→ TEXT SHOWN:
........
The decision whether to pursue a criminal or pecuniary penalty may be somewhat different to the decision whether to pursue a criminal penalty or civil remedy. It may be appropriate, therefore, for the law implementing a parallel monetary penalty regime to distinguish when one type of penalty is to be preferred over the other. This may assist consumer protection agencies in the process of assessing enforcement choices and provide greater certainty for business on the application of the two types of penalty.
The Guide suggests criminal prosecutions are effective and appropriate where there is conduct that constitutes serious moral culpability. Under the Corporations Act 2001, criminal prosecutions are more appropriate where conduct is engaged in ‘knowingly’ or ‘recklessly’. That is, the criminal penalties are appropriate when a mental fault element exists. If the misconduct does not contain a mental fault element, or the fault element cannot be proven, the Corporations Act 2001 provides for a pecuniary penalty.
........
→ GIVEN RECORDS:

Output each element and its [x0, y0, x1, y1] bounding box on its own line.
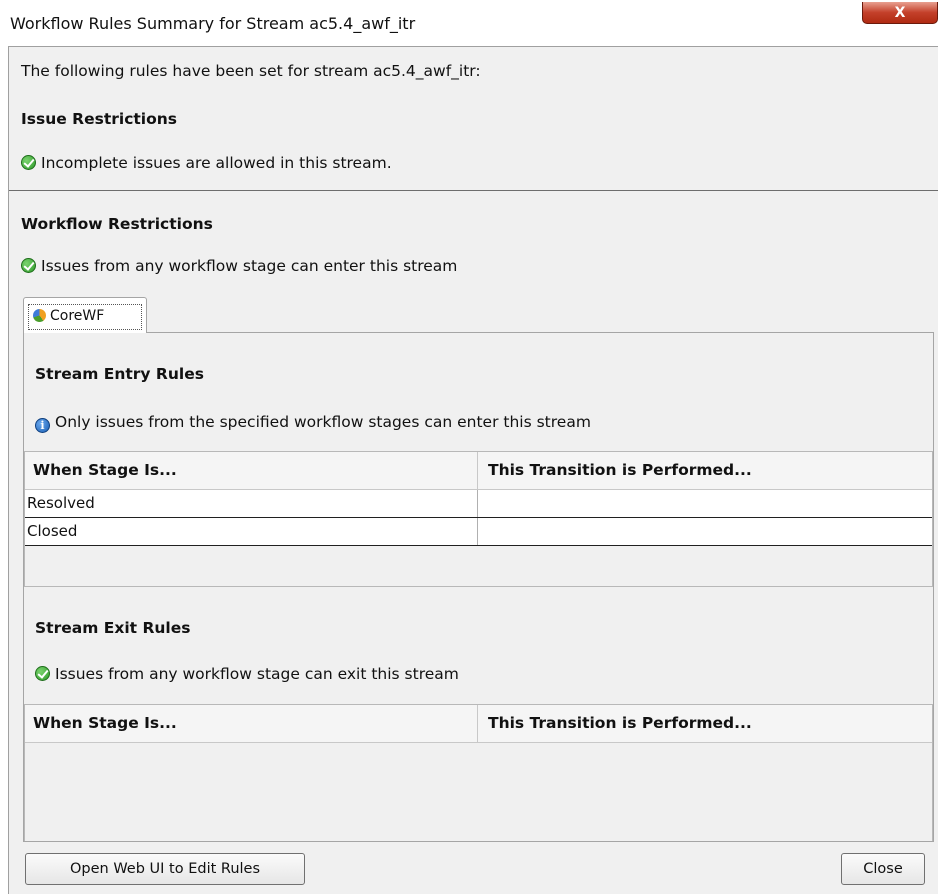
- workflow-restrictions-message: Issues from any workflow stage can enter…: [41, 257, 458, 275]
- check-circle-icon: [35, 666, 50, 681]
- window-title: Workflow Rules Summary for Stream ac5.4_…: [10, 14, 416, 33]
- stream-entry-rules-heading: Stream Entry Rules: [35, 365, 204, 383]
- entry-rules-status: i Only issues from the specified workflow…: [35, 413, 591, 433]
- open-web-ui-button[interactable]: Open Web UI to Edit Rules: [25, 853, 305, 885]
- window-close-button[interactable]: X: [862, 2, 938, 24]
- issue-restrictions-status: Incomplete issues are allowed in this st…: [21, 154, 392, 172]
- workflow-restrictions-status: Issues from any workflow stage can enter…: [21, 257, 457, 275]
- issue-restrictions-message: Incomplete issues are allowed in this st…: [41, 154, 392, 172]
- column-header-transition[interactable]: This Transition is Performed...: [478, 452, 933, 490]
- cell-stage: Resolved: [25, 490, 478, 517]
- workflow-icon: [33, 309, 46, 322]
- column-header-stage[interactable]: When Stage Is...: [25, 705, 478, 743]
- dialog-body: The following rules have been set for st…: [8, 46, 938, 894]
- cell-stage: Closed: [25, 518, 478, 545]
- workflow-restrictions-heading: Workflow Restrictions: [21, 215, 213, 233]
- tab-panel-corewf: Stream Entry Rules i Only issues from the…: [23, 332, 934, 842]
- entry-rules-table[interactable]: When Stage Is... This Transition is Perf…: [24, 451, 933, 587]
- exit-rules-status: Issues from any workflow stage can exit …: [35, 665, 459, 683]
- tab-focus-ring: CoreWF: [28, 304, 142, 330]
- cell-transition: [478, 518, 933, 545]
- exit-rules-message: Issues from any workflow stage can exit …: [55, 665, 459, 683]
- table-header: When Stage Is... This Transition is Perf…: [25, 705, 932, 743]
- close-icon: X: [894, 4, 906, 21]
- column-header-stage[interactable]: When Stage Is...: [25, 452, 478, 490]
- column-header-transition[interactable]: This Transition is Performed...: [478, 705, 933, 743]
- entry-rules-message: Only issues from the specified workflow …: [55, 413, 591, 431]
- check-circle-icon: [21, 258, 36, 273]
- section-divider: [9, 190, 938, 191]
- stream-exit-rules-heading: Stream Exit Rules: [35, 619, 191, 637]
- cell-transition: [478, 490, 933, 517]
- exit-rules-table[interactable]: When Stage Is... This Transition is Perf…: [24, 704, 933, 841]
- info-icon: i: [35, 418, 50, 433]
- close-button[interactable]: Close: [841, 853, 925, 885]
- tab-corewf[interactable]: CoreWF: [23, 297, 147, 333]
- issue-restrictions-heading: Issue Restrictions: [21, 110, 178, 128]
- table-header: When Stage Is... This Transition is Perf…: [25, 452, 932, 490]
- table-row[interactable]: Closed: [25, 518, 932, 546]
- tab-label: CoreWF: [50, 308, 105, 324]
- intro-text: The following rules have been set for st…: [21, 62, 481, 80]
- title-bar: Workflow Rules Summary for Stream ac5.4_…: [0, 0, 938, 46]
- table-row[interactable]: Resolved: [25, 490, 932, 518]
- check-circle-icon: [21, 155, 36, 170]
........
→ TASK REQUIREMENTS:
(A) Answer these about the text on criminal and pecuniary penalties:
(i) What two benefits could follow from the law distinguishing when one type of penalty is preferred over the other?
(ii) Under the Corporations Act 2001, what kinds of conduct make criminal prosecutions more appropriate?
(iii) What does that Act provide for when the misconduct lacks a mental fault element or the fault element cannot be proven?
(B) Pick up the text on criminal and pecuniary penalties after its final sentence and carry it forward.
The data come from a separate source.

→ RESPONSES:
(A)
(i) It may help consumer protection agencies assess enforcement choices and give business greater certainty on how the two types of penalty apply.
(ii) Conduct engaged in "knowingly" or "recklessly," meaning a mental fault element exists.
(iii) A pecuniary penalty.

(B)
If the consumer protection law were amended to include a parallel monetary penalty regime, the law could provide that a criminal prosecution was more appropriate for conduct engaged in knowingly, recklessly or dishonestly. If the alleged conduct did not involve these fault elements, or these elements could not be established, the law could provide for a consumer protection agency to seek a pecuniary penalty. If this were to be implemented, the criminal offence provisions would no longer be strict liability offences.
If the criminal consumer protection provisions were amended to require intent, it would also be necessary to determine whether intent should be required for all consumer protection criminal prosecutions, or only those criminal prosecutions in relation to individuals. Also, consideration would need to be given to whether the defences against criminal prosecution, such as the defence of ‘reasonable mistake’ already provided for in section 85 of the TPA, would sufficiently differentiate criminal and civil breaches of the law.
Should these additional requirements of knowingly, recklessly or dishonestly engaging in conduct be inserted into the criminal consumer law, it may also be appropriate to consider whether imprisonment should be available for such conduct to reflect the seriousness associated with deliberate ‘fraud’- type conduct.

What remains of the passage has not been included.